--- Start Exercise input ---
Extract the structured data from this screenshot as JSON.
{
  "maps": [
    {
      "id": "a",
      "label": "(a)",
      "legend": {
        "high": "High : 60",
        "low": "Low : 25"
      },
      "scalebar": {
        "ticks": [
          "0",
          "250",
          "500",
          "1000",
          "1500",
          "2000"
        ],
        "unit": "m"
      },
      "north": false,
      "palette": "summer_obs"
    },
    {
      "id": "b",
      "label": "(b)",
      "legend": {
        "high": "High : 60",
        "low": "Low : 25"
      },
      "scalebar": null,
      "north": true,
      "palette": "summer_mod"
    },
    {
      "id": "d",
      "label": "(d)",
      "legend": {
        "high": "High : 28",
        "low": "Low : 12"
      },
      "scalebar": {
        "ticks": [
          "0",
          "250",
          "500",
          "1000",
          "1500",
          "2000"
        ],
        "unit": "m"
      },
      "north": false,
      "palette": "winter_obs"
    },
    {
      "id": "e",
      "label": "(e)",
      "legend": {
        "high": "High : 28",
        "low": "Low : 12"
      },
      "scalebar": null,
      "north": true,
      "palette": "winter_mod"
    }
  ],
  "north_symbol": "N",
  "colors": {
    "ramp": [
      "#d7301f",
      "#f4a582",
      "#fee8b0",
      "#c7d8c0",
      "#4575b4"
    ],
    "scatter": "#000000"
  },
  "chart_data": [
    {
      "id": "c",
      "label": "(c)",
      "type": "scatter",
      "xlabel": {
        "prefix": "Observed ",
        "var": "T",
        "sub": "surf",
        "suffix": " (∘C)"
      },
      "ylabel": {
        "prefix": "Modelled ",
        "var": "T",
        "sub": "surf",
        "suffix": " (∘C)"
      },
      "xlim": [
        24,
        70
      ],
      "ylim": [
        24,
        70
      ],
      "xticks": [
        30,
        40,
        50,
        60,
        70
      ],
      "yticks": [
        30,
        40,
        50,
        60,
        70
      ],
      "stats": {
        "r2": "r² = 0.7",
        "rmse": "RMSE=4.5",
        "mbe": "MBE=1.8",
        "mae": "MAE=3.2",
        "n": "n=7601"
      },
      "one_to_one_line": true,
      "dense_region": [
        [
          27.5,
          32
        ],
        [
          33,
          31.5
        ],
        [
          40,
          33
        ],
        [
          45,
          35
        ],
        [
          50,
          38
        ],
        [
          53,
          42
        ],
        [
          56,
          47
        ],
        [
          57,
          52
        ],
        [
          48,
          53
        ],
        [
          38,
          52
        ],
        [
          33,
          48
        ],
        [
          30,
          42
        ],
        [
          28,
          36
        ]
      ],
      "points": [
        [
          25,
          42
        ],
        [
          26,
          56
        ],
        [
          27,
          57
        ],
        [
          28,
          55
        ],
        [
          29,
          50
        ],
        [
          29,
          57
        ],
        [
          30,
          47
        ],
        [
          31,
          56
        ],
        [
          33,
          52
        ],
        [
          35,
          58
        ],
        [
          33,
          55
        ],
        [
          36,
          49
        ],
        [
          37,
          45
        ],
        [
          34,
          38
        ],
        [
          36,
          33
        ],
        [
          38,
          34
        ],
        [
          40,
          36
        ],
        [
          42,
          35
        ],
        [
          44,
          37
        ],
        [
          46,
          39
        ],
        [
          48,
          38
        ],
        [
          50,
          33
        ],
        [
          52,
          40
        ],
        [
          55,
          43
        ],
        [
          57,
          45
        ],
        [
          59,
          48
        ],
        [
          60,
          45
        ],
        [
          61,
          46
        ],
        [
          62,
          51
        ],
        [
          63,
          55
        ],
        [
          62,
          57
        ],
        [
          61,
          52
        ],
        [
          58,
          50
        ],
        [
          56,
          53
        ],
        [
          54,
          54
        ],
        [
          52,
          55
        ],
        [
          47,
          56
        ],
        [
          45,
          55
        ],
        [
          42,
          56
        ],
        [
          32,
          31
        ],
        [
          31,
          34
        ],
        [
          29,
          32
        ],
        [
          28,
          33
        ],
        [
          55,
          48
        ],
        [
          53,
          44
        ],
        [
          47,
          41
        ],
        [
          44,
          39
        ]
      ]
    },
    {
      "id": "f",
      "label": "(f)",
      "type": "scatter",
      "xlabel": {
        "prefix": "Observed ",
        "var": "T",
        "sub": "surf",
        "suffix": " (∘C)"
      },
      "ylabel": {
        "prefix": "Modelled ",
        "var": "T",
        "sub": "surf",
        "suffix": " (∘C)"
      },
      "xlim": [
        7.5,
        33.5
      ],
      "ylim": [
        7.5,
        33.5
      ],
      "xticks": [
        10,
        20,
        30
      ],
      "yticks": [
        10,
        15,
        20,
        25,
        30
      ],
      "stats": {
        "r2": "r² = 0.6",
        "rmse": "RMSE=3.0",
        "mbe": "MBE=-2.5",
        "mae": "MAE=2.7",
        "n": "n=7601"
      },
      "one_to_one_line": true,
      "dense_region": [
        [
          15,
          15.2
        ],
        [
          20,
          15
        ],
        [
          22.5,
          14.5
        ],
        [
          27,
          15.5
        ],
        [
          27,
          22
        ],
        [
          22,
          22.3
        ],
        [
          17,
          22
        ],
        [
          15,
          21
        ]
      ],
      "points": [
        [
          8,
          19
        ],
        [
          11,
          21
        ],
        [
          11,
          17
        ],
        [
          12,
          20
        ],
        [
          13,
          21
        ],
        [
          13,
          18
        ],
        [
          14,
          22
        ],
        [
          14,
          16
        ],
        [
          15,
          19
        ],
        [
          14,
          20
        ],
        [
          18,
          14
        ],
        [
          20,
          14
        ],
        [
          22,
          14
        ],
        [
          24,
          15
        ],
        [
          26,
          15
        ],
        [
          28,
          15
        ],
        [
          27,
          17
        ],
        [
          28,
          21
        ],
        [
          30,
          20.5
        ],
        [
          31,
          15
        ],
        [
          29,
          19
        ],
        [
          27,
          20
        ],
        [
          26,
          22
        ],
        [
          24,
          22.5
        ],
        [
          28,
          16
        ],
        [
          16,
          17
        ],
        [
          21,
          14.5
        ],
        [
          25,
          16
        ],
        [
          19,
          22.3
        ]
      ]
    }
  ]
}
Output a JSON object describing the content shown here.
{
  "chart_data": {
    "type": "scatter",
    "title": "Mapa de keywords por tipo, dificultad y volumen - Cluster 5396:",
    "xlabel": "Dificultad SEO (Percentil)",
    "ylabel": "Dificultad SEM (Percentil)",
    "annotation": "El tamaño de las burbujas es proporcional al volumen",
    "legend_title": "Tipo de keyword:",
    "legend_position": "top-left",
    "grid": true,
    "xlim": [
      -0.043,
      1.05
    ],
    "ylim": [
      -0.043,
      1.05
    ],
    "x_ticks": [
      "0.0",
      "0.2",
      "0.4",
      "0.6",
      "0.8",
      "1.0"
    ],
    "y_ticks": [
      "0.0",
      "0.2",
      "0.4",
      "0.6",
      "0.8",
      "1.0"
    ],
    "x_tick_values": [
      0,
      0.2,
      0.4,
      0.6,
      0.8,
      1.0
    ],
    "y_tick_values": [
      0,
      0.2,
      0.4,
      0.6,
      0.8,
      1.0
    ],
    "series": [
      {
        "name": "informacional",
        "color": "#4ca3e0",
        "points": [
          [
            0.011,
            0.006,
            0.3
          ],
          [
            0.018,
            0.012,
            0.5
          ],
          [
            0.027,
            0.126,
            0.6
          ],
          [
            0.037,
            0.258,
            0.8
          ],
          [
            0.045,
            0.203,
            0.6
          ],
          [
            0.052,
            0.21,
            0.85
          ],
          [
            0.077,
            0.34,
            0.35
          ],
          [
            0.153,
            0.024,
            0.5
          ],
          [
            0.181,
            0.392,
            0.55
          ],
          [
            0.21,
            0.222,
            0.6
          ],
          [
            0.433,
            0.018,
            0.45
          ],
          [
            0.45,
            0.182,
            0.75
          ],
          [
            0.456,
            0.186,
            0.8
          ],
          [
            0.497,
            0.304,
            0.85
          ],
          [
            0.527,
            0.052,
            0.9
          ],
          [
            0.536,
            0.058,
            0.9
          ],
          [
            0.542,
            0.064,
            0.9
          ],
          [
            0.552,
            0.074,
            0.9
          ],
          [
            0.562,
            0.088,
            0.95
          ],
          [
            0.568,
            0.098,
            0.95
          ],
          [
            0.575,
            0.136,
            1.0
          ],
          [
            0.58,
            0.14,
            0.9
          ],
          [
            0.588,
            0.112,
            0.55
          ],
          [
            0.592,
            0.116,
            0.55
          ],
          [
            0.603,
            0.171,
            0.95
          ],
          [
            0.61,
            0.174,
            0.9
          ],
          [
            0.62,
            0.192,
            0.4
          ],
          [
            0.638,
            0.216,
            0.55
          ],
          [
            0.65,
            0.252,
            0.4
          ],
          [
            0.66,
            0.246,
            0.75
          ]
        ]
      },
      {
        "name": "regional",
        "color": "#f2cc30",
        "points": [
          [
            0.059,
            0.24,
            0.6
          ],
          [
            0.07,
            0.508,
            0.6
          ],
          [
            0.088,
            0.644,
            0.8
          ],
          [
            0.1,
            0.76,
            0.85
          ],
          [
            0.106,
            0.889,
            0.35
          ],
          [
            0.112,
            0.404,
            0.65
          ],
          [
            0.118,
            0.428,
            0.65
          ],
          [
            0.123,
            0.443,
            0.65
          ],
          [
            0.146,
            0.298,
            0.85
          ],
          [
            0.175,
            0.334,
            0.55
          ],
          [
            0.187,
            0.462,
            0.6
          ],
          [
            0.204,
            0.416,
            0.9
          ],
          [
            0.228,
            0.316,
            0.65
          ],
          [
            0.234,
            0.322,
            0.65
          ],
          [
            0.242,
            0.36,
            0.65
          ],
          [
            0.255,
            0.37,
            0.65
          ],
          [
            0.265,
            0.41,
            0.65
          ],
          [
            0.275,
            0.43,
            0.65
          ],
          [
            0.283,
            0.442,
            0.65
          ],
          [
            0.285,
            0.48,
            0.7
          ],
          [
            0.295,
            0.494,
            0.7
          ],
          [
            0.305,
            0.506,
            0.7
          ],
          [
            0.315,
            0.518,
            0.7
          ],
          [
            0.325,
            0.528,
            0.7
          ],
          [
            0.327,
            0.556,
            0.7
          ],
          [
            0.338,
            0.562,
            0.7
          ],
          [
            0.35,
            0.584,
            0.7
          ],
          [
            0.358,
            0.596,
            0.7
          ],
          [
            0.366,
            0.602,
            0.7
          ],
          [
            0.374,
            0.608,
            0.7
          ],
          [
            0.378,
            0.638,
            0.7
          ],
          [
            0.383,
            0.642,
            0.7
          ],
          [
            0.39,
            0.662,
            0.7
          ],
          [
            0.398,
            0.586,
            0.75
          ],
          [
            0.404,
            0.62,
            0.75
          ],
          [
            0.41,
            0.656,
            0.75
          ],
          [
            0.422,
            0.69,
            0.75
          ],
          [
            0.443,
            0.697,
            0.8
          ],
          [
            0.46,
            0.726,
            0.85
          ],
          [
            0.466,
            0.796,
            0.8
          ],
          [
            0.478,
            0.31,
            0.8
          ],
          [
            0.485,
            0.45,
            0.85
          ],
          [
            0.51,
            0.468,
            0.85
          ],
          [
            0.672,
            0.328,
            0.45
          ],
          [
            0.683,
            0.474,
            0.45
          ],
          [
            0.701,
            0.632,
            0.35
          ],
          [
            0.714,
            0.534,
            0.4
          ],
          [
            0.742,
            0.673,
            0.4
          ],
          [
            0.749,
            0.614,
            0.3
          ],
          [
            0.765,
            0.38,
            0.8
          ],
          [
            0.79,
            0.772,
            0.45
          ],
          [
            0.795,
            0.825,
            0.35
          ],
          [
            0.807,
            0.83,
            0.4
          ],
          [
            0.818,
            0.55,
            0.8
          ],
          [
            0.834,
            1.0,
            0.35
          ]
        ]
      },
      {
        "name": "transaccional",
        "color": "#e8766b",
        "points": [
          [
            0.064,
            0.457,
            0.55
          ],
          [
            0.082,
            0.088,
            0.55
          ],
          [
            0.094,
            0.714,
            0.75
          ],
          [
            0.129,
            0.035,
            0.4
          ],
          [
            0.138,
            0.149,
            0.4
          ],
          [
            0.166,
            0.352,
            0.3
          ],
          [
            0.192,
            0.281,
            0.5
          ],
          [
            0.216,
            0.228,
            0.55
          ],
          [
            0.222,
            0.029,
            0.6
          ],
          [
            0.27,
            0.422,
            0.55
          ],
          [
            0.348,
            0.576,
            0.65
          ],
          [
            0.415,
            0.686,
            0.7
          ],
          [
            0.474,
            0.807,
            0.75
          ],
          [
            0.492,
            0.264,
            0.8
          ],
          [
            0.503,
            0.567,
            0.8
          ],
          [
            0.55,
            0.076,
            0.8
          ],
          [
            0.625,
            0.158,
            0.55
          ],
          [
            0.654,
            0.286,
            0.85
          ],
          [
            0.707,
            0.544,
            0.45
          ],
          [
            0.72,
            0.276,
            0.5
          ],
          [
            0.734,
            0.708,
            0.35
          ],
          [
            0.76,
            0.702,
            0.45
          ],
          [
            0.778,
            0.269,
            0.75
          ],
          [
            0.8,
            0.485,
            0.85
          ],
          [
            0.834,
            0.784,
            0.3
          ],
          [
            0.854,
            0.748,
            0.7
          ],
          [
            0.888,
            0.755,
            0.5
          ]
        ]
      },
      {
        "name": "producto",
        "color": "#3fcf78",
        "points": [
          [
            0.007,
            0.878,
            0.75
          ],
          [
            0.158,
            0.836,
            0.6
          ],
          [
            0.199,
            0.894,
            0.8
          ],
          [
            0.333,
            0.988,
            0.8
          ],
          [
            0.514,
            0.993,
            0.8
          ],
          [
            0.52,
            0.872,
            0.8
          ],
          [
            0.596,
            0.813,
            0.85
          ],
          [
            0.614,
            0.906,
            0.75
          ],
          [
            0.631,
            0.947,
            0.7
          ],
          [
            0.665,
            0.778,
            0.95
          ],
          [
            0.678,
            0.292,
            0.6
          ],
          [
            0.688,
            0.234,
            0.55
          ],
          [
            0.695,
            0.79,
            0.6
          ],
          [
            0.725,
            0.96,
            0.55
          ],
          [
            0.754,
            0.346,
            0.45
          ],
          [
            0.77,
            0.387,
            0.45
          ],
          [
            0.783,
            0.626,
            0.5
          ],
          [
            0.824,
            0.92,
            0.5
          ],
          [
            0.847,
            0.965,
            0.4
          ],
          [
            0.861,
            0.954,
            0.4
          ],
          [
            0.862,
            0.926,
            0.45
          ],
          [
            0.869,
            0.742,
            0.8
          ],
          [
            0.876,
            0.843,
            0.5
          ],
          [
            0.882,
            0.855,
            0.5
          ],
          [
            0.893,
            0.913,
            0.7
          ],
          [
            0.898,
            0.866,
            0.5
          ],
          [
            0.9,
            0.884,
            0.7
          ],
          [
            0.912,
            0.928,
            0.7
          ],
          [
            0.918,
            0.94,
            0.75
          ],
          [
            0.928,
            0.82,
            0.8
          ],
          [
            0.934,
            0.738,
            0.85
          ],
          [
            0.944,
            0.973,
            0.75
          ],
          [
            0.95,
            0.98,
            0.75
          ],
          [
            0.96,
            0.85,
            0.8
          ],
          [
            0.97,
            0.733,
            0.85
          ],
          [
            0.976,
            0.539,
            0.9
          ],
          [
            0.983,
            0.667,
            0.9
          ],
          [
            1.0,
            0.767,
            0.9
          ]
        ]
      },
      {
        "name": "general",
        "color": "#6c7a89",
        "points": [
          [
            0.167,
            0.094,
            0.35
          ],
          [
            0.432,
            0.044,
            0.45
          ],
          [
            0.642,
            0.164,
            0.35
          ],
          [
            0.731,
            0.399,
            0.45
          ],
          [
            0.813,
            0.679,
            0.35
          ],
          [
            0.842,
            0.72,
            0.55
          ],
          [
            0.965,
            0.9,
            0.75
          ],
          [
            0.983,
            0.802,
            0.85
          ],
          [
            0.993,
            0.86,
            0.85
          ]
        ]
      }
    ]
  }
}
--- End Exercise input ---
** Requirement **
Check every line in the material above for the string "palette", then give only the number of lines that have it.

** Response to the task **
4